Selected excerpt:
* * * * * * *

I'm interested in making a distributed dask array out of a bunch of netcdf files I have lying around. I started down the path outlined in "Distributed Dask arrays" but have gotten a little caught up by the deprecation of 'distributed.collections'
What is the best way to create a distributed dask array now? I have my dask-scheduler and dask-worker tasks running. And I can successfully execute the following:
from distributed import Client, progress
client = Client('scheduler-address:8786')
futures = client.map(load_netcdf, filenames)
progress(futures)
What next?
First, if you have many NetCDF files, then you should take a long look at the XArray package, which wraps Dask.array and manages all of the NetCDF metadata conventions.
http://xarray.pydata.org/en/stable/
In particular I think that you want the open_mfdataset function.
If you want to build a dask.array by hand using techniques in that blogpost then you should use the dask.delayed interface and the da.from_delayed function.
http://dask.pydata.org/en/latest/array-creation.html#using-dask-delayed
If you want to use Futures as in that blogpost that's fine, da.from_delayed
will accept Futures in place of delayed values.
array_chunks = [da.from_delayed(future, shape=..., dtype=...)
for future in futures]
array = da.concatenate(array_chunks, axis=0)

* * * * * * *

Source data:
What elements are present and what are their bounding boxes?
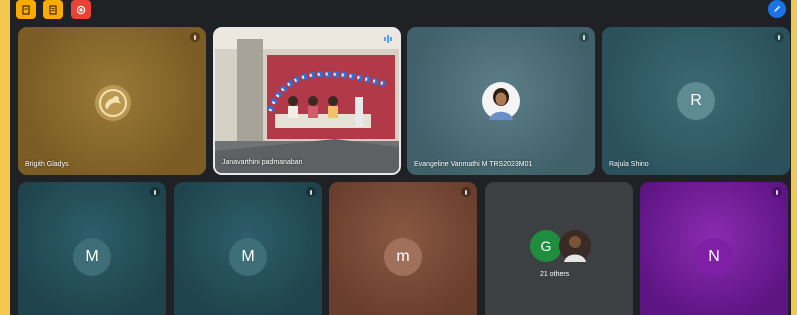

* * * * * * *

Instruction A: Which function does the reply in the dask thread recommend from the XArray package?
Instruction B: Please copy the dask thread word for word, beginning at the words "progress(futures)" and stopping after "the open_mfdataset function.".

Full answer A: The open_mfdataset function.

Full answer B:
progress(futures)
What next?
First, if you have many NetCDF files, then you should take a long look at the XArray package, which wraps Dask.array and manages all of the NetCDF metadata conventions.
http://xarray.pydata.org/en/stable/
In particular I think that you want the open_mfdataset function.